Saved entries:
* * *
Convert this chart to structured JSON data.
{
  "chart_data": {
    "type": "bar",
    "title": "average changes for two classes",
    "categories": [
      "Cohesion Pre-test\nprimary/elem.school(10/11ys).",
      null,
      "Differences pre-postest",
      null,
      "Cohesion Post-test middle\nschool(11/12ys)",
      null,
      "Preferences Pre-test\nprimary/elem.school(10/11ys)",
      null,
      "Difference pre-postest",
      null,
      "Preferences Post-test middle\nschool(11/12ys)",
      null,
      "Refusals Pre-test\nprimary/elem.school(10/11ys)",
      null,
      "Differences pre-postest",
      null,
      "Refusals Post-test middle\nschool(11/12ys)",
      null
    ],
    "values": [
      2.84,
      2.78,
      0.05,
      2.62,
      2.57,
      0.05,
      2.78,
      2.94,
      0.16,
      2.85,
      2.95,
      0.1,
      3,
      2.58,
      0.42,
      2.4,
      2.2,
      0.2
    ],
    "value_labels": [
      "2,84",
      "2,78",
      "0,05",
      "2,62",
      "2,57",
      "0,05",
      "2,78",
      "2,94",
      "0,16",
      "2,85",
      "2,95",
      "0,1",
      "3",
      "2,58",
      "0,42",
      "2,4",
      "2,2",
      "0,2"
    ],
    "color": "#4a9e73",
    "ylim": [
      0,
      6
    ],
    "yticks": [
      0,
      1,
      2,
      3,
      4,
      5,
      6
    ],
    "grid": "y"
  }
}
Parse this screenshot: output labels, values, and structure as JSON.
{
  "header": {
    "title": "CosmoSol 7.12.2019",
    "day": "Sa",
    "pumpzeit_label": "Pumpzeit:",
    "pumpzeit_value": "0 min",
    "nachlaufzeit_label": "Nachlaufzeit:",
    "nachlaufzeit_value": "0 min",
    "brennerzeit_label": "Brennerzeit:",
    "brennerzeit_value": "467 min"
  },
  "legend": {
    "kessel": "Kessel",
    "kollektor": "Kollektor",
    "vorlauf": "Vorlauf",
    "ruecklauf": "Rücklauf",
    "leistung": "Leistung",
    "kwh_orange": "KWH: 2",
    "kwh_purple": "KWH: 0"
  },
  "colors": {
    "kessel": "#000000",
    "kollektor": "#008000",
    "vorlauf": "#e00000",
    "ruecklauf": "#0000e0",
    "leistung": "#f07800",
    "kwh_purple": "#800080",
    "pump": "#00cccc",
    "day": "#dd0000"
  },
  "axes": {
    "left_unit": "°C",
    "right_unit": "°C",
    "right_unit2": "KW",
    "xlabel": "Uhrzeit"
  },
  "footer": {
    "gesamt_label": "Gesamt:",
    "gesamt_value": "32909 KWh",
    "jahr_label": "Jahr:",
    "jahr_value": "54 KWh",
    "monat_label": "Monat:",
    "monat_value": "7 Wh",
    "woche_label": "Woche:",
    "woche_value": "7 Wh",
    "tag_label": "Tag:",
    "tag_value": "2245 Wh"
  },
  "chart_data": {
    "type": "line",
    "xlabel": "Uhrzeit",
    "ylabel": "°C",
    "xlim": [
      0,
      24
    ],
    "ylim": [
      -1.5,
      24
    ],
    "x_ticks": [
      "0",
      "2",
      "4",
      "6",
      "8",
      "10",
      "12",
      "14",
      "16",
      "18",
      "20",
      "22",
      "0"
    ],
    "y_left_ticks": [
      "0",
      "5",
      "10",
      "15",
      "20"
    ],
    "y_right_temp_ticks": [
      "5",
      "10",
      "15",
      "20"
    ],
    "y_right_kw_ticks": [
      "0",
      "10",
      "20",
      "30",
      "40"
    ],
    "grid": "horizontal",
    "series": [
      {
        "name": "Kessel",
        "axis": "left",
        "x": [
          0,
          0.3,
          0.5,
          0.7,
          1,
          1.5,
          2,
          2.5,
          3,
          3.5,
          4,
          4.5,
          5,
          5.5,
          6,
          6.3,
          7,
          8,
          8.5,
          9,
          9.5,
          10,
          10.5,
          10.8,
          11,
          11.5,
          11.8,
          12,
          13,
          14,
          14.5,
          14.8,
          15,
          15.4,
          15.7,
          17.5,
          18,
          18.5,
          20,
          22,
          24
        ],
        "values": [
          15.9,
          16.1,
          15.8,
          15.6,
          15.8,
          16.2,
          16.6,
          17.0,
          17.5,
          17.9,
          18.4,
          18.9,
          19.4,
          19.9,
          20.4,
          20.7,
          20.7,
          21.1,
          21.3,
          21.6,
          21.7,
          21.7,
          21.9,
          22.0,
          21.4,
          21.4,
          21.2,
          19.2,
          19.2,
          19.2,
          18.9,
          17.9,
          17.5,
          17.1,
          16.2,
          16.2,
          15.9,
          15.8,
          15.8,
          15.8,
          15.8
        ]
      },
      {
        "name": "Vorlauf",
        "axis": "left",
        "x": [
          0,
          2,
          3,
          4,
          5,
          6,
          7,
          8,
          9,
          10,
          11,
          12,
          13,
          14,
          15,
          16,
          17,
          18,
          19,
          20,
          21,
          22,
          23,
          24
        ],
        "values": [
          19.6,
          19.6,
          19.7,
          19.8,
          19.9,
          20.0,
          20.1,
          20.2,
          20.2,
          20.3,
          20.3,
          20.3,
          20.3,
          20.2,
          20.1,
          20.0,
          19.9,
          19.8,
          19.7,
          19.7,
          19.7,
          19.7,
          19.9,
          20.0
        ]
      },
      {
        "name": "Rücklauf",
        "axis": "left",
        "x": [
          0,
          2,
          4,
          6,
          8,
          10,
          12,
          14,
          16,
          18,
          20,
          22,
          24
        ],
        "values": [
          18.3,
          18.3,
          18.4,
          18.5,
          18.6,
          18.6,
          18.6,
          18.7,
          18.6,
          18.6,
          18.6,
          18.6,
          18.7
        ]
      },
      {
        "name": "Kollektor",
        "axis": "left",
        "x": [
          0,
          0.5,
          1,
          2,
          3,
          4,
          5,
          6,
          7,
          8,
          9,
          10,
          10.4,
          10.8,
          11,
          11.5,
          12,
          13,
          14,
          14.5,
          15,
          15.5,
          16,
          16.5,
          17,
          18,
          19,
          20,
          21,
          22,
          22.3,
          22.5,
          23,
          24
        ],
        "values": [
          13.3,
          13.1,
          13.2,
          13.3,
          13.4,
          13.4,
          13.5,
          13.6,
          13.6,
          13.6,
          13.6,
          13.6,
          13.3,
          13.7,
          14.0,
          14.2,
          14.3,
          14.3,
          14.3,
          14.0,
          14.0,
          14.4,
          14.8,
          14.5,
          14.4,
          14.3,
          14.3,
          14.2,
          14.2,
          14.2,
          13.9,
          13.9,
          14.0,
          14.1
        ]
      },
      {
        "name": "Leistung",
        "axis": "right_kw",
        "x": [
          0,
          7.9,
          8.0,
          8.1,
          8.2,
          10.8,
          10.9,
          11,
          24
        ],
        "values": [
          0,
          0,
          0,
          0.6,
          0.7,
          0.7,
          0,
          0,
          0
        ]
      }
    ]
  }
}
* * *
EXERCISE GOAL:
Write out every entry above, word for word.

RESPONSE TO THE TASK:
Convert this chart to structured JSON data.
{
  "chart_data": {
    "type": "bar",
    "title": "average changes for two classes",
    "categories": [
      "Cohesion Pre-test\nprimary/elem.school(10/11ys).",
      null,
      "Differences pre-postest",
      null,
      "Cohesion Post-test middle\nschool(11/12ys)",
      null,
      "Preferences Pre-test\nprimary/elem.school(10/11ys)",
      null,
      "Difference pre-postest",
      null,
      "Preferences Post-test middle\nschool(11/12ys)",
      null,
      "Refusals Pre-test\nprimary/elem.school(10/11ys)",
      null,
      "Differences pre-postest",
      null,
      "Refusals Post-test middle\nschool(11/12ys)",
      null
    ],
    "values": [
      2.84,
      2.78,
      0.05,
      2.62,
      2.57,
      0.05,
      2.78,
      2.94,
      0.16,
      2.85,
      2.95,
      0.1,
      3,
      2.58,
      0.42,
      2.4,
      2.2,
      0.2
    ],
    "value_labels": [
      "2,84",
      "2,78",
      "0,05",
      "2,62",
      "2,57",
      "0,05",
      "2,78",
      "2,94",
      "0,16",
      "2,85",
      "2,95",
      "0,1",
      "3",
      "2,58",
      "0,42",
      "2,4",
      "2,2",
      "0,2"
    ],
    "color": "#4a9e73",
    "ylim": [
      0,
      6
    ],
    "yticks": [
      0,
      1,
      2,
      3,
      4,
      5,
      6
    ],
    "grid": "y"
  }
}
Parse this screenshot: output labels, values, and structure as JSON.
{
  "header": {
    "title": "CosmoSol 7.12.2019",
    "day": "Sa",
    "pumpzeit_label": "Pumpzeit:",
    "pumpzeit_value": "0 min",
    "nachlaufzeit_label": "Nachlaufzeit:",
    "nachlaufzeit_value": "0 min",
    "brennerzeit_label": "Brennerzeit:",
    "brennerzeit_value": "467 min"
  },
  "legend": {
    "kessel": "Kessel",
    "kollektor": "Kollektor",
    "vorlauf": "Vorlauf",
    "ruecklauf": "Rücklauf",
    "leistung": "Leistung",
    "kwh_orange": "KWH: 2",
    "kwh_purple": "KWH: 0"
  },
  "colors": {
    "kessel": "#000000",
    "kollektor": "#008000",
    "vorlauf": "#e00000",
    "ruecklauf": "#0000e0",
    "leistung": "#f07800",
    "kwh_purple": "#800080",
    "pump": "#00cccc",
    "day": "#dd0000"
  },
  "axes": {
    "left_unit": "°C",
    "right_unit": "°C",
    "right_unit2": "KW",
    "xlabel": "Uhrzeit"
  },
  "footer": {
    "gesamt_label": "Gesamt:",
    "gesamt_value": "32909 KWh",
    "jahr_label": "Jahr:",
    "jahr_value": "54 KWh",
    "monat_label": "Monat:",
    "monat_value": "7 Wh",
    "woche_label": "Woche:",
    "woche_value": "7 Wh",
    "tag_label": "Tag:",
    "tag_value": "2245 Wh"
  },
  "chart_data": {
    "type": "line",
    "xlabel": "Uhrzeit",
    "ylabel": "°C",
    "xlim": [
      0,
      24
    ],
    "ylim": [
      -1.5,
      24
    ],
    "x_ticks": [
      "0",
      "2",
      "4",
      "6",
      "8",
      "10",
      "12",
      "14",
      "16",
      "18",
      "20",
      "22",
      "0"
    ],
    "y_left_ticks": [
      "0",
      "5",
      "10",
      "15",
      "20"
    ],
    "y_right_temp_ticks": [
      "5",
      "10",
      "15",
      "20"
    ],
    "y_right_kw_ticks": [
      "0",
      "10",
      "20",
      "30",
      "40"
    ],
    "grid": "horizontal",
    "series": [
      {
        "name": "Kessel",
        "axis": "left",
        "x": [
          0,
          0.3,
          0.5,
          0.7,
          1,
          1.5,
          2,
          2.5,
          3,
          3.5,
          4,
          4.5,
          5,
          5.5,
          6,
          6.3,
          7,
          8,
          8.5,
          9,
          9.5,
          10,
          10.5,
          10.8,
          11,
          11.5,
          11.8,
          12,
          13,
          14,
          14.5,
          14.8,
          15,
          15.4,
          15.7,
          17.5,
          18,
          18.5,
          20,
          22,
          24
        ],
        "values": [
          15.9,
          16.1,
          15.8,
          15.6,
          15.8,
          16.2,
          16.6,
          17.0,
          17.5,
          17.9,
          18.4,
          18.9,
          19.4,
          19.9,
          20.4,
          20.7,
          20.7,
          21.1,
          21.3,
          21.6,
          21.7,
          21.7,
          21.9,
          22.0,
          21.4,
          21.4,
          21.2,
          19.2,
          19.2,
          19.2,
          18.9,
          17.9,
          17.5,
          17.1,
          16.2,
          16.2,
          15.9,
          15.8,
          15.8,
          15.8,
          15.8
        ]
      },
      {
        "name": "Vorlauf",
        "axis": "left",
        "x": [
          0,
          2,
          3,
          4,
          5,
          6,
          7,
          8,
          9,
          10,
          11,
          12,
          13,
          14,
          15,
          16,
          17,
          18,
          19,
          20,
          21,
          22,
          23,
          24
        ],
        "values": [
          19.6,
          19.6,
          19.7,
          19.8,
          19.9,
          20.0,
          20.1,
          20.2,
          20.2,
          20.3,
          20.3,
          20.3,
          20.3,
          20.2,
          20.1,
          20.0,
          19.9,
          19.8,
          19.7,
          19.7,
          19.7,
          19.7,
          19.9,
          20.0
        ]
      },
      {
        "name": "Rücklauf",
        "axis": "left",
        "x": [
          0,
          2,
          4,
          6,
          8,
          10,
          12,
          14,
          16,
          18,
          20,
          22,
          24
        ],
        "values": [
          18.3,
          18.3,
          18.4,
          18.5,
          18.6,
          18.6,
          18.6,
          18.7,
          18.6,
          18.6,
          18.6,
          18.6,
          18.7
        ]
      },
      {
        "name": "Kollektor",
        "axis": "left",
        "x": [
          0,
          0.5,
          1,
          2,
          3,
          4,
          5,
          6,
          7,
          8,
          9,
          10,
          10.4,
          10.8,
          11,
          11.5,
          12,
          13,
          14,
          14.5,
          15,
          15.5,
          16,
          16.5,
          17,
          18,
          19,
          20,
          21,
          22,
          22.3,
          22.5,
          23,
          24
        ],
        "values": [
          13.3,
          13.1,
          13.2,
          13.3,
          13.4,
          13.4,
          13.5,
          13.6,
          13.6,
          13.6,
          13.6,
          13.6,
          13.3,
          13.7,
          14.0,
          14.2,
          14.3,
          14.3,
          14.3,
          14.0,
          14.0,
          14.4,
          14.8,
          14.5,
          14.4,
          14.3,
          14.3,
          14.2,
          14.2,
          14.2,
          13.9,
          13.9,
          14.0,
          14.1
        ]
      },
      {
        "name": "Leistung",
        "axis": "right_kw",
        "x": [
          0,
          7.9,
          8.0,
          8.1,
          8.2,
          10.8,
          10.9,
          11,
          24
        ],
        "values": [
          0,
          0,
          0,
          0.6,
          0.7,
          0.7,
          0,
          0,
          0
        ]
      }
    ]
  }
}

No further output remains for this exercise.